EXERCISE DETAILS ▸
Copy the rows verbatim, beginning with the first row and ending after the row that contains "sidebar-item[interactable]: ☰ 規則管理 — [1, 362, 132, 389]".

(Dataset records)
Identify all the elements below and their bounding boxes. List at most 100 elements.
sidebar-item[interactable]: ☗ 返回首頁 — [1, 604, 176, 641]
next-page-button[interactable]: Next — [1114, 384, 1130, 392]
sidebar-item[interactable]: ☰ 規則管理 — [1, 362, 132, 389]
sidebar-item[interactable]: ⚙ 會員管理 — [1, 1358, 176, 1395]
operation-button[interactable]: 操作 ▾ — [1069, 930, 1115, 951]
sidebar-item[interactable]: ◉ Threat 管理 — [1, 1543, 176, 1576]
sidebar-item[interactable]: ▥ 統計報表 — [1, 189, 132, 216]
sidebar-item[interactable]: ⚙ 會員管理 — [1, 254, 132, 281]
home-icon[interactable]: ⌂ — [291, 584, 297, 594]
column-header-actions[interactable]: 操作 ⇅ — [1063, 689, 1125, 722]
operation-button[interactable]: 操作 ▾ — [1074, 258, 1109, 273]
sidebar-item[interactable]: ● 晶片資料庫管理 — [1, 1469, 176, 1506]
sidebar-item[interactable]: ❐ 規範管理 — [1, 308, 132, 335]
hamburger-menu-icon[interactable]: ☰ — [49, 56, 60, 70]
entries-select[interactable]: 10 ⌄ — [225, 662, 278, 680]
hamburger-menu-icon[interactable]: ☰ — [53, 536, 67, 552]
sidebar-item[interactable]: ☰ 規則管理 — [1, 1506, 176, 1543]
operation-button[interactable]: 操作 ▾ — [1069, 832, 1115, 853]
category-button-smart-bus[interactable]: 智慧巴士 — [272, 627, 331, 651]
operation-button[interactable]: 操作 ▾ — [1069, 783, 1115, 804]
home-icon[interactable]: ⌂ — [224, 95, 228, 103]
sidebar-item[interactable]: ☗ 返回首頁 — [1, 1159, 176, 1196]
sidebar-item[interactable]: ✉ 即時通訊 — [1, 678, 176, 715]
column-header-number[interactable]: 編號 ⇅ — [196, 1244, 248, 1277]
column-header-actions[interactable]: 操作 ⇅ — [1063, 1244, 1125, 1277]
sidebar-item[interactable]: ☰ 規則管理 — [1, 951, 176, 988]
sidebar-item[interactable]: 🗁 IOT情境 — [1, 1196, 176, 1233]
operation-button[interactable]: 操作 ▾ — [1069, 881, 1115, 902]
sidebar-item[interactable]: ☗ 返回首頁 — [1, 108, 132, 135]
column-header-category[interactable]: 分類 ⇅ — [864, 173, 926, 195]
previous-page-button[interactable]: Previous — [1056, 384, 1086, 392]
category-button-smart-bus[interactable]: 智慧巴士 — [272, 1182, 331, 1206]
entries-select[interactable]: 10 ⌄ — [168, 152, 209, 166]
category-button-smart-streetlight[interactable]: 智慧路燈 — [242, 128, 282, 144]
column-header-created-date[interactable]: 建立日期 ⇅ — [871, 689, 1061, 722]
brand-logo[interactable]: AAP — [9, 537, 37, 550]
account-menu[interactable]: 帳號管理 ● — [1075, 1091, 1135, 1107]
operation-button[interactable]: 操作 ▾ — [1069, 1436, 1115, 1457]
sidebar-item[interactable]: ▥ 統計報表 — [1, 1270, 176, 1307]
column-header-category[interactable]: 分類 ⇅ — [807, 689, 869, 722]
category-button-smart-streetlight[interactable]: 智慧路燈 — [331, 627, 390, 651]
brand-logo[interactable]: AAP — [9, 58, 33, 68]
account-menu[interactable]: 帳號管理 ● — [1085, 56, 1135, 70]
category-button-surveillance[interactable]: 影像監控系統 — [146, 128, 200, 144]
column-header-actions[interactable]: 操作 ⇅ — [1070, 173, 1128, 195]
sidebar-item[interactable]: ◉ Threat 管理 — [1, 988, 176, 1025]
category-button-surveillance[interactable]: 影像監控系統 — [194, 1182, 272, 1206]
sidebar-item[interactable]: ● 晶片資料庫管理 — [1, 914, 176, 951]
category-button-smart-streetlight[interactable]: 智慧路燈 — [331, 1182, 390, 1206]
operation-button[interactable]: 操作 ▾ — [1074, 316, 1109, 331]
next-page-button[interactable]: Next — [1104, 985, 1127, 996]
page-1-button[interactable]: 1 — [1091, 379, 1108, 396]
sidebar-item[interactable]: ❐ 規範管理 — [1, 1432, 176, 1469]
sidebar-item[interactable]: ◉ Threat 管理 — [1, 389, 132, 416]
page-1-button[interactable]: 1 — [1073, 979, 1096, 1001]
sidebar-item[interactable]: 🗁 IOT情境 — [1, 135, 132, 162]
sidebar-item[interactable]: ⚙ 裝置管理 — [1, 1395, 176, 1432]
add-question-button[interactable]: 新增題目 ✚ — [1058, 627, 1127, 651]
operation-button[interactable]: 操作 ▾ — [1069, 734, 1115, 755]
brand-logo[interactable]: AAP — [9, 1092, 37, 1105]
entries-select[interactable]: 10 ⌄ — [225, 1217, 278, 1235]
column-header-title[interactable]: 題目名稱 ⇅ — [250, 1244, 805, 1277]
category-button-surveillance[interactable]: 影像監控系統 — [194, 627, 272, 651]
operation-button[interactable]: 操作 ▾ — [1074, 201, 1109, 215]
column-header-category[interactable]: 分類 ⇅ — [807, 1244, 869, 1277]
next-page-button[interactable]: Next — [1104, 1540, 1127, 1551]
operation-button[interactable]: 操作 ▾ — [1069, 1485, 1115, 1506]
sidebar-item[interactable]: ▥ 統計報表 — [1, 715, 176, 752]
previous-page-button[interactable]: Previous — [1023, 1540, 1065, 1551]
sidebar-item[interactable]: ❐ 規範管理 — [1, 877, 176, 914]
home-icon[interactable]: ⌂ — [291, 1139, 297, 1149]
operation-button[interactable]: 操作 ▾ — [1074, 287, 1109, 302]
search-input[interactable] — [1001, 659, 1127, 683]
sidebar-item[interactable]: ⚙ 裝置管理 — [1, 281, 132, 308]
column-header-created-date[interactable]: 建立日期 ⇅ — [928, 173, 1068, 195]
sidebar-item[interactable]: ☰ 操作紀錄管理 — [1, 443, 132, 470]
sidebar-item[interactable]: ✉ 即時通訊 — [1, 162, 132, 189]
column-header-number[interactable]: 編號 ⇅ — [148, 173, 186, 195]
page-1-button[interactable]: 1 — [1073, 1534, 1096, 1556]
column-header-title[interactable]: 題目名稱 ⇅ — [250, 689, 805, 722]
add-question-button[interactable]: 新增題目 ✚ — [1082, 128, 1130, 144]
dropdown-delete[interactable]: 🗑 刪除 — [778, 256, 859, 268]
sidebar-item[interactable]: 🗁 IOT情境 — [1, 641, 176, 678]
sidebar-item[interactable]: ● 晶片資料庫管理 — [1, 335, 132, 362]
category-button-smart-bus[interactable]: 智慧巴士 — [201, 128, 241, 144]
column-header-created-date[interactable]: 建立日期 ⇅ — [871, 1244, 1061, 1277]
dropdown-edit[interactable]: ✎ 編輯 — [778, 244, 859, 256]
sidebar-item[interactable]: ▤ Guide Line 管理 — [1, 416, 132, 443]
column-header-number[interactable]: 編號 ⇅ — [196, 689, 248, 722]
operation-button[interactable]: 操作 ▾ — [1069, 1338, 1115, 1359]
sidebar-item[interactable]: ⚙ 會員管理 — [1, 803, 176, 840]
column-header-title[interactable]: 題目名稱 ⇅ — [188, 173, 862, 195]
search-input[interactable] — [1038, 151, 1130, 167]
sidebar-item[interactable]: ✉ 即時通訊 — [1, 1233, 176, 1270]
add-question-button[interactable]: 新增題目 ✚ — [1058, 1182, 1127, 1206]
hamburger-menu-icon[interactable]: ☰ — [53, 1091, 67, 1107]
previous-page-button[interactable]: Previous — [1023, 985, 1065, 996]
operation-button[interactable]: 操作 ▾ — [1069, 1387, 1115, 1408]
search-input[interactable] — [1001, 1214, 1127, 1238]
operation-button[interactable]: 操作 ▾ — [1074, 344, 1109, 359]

SOLUTION TO THIS EXERCISE ▸
Identify all the elements below and their bounding boxes. List at most 100 elements.
sidebar-item[interactable]: ☗ 返回首頁 — [1, 604, 176, 641]
next-page-button[interactable]: Next — [1114, 384, 1130, 392]
sidebar-item[interactable]: ☰ 規則管理 — [1, 362, 132, 389]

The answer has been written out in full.